[start]

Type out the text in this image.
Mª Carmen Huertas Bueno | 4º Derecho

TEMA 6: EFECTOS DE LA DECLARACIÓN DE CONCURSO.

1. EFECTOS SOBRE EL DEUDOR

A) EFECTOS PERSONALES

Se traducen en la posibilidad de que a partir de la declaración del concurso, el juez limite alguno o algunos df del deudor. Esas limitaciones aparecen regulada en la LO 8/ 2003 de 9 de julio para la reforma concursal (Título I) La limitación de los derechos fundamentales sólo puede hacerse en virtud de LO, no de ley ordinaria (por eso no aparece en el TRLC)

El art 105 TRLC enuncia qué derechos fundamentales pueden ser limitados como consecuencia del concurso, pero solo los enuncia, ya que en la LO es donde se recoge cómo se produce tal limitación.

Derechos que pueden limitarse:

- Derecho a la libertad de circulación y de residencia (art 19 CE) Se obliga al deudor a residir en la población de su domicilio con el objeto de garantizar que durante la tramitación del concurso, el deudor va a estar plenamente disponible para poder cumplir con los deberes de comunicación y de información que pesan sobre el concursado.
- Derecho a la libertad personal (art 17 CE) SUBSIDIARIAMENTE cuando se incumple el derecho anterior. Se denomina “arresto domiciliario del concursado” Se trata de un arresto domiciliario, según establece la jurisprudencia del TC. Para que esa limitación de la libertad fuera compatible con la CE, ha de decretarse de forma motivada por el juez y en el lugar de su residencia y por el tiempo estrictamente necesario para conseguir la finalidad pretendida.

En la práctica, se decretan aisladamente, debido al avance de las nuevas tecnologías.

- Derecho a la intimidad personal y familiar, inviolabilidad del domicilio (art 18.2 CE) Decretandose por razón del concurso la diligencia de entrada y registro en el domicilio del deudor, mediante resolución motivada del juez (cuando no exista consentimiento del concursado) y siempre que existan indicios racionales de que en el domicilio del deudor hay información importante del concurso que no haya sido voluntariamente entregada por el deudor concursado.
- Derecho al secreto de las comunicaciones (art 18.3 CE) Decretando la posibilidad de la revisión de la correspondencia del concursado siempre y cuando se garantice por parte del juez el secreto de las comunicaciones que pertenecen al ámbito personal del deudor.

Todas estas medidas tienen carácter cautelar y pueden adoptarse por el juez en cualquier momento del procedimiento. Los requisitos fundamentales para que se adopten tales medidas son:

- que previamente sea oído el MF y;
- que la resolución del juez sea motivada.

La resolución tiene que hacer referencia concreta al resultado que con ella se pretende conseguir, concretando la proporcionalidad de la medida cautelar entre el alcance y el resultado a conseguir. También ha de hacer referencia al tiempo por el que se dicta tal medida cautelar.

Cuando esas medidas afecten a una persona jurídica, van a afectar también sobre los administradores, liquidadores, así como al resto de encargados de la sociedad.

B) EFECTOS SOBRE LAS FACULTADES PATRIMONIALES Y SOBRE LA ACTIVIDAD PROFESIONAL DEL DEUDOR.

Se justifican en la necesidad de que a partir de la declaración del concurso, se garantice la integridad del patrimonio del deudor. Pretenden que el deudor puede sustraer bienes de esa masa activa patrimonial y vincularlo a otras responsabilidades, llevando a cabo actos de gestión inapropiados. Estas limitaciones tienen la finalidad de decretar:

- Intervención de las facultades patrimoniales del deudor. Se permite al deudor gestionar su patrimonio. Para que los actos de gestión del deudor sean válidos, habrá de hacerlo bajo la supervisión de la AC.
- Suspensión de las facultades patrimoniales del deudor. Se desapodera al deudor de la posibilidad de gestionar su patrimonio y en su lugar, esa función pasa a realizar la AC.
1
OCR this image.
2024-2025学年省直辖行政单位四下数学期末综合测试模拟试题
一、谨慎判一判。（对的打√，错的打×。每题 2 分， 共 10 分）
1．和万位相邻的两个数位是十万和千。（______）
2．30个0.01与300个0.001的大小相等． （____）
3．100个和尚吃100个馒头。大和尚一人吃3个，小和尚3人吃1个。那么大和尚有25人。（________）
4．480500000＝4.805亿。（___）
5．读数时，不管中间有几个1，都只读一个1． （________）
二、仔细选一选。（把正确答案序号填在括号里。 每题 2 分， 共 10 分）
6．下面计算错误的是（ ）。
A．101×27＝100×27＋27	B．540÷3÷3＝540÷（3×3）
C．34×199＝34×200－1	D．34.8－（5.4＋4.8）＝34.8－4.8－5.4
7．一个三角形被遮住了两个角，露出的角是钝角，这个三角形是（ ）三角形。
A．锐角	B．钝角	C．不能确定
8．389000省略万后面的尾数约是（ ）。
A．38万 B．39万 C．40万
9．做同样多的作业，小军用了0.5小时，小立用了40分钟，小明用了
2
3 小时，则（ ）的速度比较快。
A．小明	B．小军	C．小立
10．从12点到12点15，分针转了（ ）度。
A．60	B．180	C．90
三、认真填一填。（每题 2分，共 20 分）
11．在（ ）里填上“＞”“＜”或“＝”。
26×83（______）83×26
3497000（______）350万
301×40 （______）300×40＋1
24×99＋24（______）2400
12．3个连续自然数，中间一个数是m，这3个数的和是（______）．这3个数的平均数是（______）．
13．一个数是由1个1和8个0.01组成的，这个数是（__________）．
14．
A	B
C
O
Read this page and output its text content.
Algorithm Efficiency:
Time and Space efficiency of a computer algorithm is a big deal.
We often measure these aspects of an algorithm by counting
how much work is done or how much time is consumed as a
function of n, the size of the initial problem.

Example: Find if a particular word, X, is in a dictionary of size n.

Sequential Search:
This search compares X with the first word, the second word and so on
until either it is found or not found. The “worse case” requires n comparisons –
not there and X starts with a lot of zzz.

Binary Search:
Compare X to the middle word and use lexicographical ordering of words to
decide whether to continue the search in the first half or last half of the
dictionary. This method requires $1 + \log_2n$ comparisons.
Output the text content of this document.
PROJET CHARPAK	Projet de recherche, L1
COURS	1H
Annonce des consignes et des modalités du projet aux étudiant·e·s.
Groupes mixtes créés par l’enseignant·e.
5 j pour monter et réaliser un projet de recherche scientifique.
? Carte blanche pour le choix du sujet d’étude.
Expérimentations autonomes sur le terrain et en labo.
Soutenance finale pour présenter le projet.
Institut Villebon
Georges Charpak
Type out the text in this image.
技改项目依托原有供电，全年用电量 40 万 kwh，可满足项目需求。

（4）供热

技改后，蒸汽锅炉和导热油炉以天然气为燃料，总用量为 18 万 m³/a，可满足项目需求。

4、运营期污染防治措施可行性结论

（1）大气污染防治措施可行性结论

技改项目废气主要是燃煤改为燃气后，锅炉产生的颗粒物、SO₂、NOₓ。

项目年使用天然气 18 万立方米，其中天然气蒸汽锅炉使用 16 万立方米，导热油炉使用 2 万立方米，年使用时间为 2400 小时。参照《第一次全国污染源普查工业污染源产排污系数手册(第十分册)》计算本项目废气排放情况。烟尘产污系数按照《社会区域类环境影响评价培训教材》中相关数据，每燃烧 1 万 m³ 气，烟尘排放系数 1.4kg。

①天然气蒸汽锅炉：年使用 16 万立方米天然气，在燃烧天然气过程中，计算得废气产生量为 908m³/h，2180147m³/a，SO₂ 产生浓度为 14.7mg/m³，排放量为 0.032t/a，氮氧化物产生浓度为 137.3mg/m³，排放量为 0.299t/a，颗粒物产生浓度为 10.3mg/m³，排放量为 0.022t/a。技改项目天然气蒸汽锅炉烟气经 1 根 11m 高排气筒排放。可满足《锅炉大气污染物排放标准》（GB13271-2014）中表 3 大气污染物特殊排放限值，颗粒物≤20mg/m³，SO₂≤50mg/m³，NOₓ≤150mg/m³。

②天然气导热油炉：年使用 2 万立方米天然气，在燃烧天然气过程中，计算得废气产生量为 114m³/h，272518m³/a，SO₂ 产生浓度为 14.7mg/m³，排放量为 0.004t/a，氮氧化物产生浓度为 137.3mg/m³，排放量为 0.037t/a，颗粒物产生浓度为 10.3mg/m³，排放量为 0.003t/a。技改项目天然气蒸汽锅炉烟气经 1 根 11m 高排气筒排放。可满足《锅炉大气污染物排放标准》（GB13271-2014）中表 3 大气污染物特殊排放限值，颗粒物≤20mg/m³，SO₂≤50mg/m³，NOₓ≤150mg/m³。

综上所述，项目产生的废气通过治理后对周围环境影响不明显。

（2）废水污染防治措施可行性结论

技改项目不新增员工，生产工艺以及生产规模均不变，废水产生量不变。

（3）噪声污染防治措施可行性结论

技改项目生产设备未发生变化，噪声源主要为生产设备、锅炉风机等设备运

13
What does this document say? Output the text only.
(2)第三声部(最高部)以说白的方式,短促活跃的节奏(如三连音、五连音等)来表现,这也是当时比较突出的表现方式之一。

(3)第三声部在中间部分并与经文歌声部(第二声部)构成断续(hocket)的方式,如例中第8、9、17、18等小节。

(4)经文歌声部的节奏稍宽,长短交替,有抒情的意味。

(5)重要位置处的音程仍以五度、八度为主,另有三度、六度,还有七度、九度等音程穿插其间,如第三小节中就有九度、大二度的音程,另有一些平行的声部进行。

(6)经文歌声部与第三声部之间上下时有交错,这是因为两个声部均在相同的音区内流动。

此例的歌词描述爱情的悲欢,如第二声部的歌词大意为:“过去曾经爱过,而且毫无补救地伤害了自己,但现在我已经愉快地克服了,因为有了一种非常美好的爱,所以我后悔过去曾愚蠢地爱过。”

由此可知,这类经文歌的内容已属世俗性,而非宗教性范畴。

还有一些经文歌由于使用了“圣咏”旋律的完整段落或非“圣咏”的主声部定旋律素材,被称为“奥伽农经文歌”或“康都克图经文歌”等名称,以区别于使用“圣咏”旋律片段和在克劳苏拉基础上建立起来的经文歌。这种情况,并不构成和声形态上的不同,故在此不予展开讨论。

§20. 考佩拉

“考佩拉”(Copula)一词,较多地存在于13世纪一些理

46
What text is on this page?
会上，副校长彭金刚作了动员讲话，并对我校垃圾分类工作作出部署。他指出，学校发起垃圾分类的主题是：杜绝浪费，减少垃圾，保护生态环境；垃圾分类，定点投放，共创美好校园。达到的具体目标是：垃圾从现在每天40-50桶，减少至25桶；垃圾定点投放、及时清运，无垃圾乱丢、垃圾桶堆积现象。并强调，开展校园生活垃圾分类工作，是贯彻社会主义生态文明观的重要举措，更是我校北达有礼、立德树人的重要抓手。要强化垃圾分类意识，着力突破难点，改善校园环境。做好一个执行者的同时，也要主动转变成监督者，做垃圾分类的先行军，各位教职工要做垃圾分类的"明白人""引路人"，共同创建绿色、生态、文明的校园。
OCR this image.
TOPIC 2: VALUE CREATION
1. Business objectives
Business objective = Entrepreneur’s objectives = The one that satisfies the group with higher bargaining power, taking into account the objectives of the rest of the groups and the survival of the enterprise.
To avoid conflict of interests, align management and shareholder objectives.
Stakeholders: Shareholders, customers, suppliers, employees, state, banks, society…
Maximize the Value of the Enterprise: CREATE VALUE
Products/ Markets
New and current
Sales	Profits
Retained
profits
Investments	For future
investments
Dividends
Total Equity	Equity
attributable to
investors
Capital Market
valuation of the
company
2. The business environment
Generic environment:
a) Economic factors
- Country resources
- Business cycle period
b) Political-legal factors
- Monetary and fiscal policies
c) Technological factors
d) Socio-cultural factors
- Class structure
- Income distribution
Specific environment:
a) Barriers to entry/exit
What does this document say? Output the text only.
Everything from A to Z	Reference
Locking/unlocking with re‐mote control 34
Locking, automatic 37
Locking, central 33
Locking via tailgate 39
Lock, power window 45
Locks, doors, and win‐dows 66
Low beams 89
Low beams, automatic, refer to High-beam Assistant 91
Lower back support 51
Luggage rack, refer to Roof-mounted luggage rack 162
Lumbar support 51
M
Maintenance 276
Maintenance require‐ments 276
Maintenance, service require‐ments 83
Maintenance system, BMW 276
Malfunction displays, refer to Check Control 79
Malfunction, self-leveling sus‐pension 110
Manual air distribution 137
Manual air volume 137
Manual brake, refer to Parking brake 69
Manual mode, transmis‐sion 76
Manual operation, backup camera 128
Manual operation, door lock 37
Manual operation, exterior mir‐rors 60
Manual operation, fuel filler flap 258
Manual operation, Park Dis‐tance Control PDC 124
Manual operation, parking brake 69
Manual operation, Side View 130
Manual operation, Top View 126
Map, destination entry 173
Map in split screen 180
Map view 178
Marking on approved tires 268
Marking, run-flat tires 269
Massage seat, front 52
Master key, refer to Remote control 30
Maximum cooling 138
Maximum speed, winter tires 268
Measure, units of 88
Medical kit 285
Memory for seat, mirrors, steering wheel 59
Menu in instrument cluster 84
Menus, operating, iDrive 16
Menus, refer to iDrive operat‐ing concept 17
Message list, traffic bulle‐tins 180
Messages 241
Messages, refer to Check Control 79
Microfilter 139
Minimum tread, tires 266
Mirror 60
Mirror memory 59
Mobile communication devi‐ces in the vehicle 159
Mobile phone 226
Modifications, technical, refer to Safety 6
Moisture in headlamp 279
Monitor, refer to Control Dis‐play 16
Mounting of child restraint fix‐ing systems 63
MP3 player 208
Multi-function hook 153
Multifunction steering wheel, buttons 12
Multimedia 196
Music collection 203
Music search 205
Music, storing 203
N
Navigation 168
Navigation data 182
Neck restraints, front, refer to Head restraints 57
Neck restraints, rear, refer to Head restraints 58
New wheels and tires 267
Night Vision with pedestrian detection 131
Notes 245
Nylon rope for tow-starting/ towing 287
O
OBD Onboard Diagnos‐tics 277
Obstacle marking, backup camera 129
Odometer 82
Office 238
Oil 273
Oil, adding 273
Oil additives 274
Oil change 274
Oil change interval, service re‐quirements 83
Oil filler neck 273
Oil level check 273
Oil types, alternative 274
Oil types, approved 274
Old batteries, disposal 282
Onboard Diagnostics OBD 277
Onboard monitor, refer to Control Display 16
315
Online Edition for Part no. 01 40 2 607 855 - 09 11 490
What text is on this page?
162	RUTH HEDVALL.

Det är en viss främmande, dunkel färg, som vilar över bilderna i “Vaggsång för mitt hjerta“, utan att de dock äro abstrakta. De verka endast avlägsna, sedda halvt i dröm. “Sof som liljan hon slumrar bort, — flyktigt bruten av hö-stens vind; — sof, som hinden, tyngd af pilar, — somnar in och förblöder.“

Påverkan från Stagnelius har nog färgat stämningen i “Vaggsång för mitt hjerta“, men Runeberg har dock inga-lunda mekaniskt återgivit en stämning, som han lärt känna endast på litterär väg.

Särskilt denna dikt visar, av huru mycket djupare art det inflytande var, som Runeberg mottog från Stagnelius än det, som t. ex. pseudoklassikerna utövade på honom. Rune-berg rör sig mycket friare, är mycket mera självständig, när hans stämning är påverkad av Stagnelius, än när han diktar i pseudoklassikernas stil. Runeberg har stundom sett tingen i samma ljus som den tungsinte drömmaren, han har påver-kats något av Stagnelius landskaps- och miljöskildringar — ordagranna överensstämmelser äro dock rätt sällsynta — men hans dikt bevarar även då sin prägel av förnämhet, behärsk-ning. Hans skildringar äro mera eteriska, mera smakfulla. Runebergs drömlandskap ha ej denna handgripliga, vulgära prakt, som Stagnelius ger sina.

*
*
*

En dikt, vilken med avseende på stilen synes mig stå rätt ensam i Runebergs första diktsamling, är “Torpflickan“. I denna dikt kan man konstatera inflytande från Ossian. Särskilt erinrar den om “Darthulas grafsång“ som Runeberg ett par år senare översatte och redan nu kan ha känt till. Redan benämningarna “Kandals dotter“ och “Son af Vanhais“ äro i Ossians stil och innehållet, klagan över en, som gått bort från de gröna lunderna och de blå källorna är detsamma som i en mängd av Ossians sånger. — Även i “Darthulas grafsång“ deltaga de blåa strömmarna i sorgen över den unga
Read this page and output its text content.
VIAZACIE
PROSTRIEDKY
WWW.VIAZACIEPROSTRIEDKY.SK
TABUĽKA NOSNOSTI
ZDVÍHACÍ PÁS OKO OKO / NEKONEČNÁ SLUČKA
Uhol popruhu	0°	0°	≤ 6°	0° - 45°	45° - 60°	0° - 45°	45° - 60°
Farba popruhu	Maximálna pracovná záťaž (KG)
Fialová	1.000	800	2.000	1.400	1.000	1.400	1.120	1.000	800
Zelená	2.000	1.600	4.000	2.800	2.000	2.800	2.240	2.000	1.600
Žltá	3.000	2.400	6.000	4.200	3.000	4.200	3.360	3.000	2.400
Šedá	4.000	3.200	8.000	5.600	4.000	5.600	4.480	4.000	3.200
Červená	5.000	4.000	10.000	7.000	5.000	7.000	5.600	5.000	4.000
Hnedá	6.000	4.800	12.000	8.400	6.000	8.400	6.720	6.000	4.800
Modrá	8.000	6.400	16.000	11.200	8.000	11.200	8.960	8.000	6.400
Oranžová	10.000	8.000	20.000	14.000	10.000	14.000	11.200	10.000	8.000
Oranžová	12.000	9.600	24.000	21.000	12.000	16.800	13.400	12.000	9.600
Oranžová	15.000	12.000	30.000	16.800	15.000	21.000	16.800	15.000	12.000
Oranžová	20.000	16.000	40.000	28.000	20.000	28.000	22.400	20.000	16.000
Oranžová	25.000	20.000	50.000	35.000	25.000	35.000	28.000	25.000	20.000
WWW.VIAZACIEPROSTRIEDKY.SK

[end]

Filter the records down to the lines that contain the string "mitt", and copy those lines.

Det är en viss främmande, dunkel färg, som vilar över bilderna i “Vaggsång för mitt hjerta“, utan att de dock äro abstrakta. De verka endast avlägsna, sedda halvt i dröm. “Sof som liljan hon slumrar bort, — flyktigt bruten av hö-stens vind; — sof, som hinden, tyngd af pilar, — somnar in och förblöder.“
Påverkan från Stagnelius har nog färgat stämningen i “Vaggsång för mitt hjerta“, men Runeberg har dock inga-lunda mekaniskt återgivit en stämning, som han lärt känna endast på litterär väg.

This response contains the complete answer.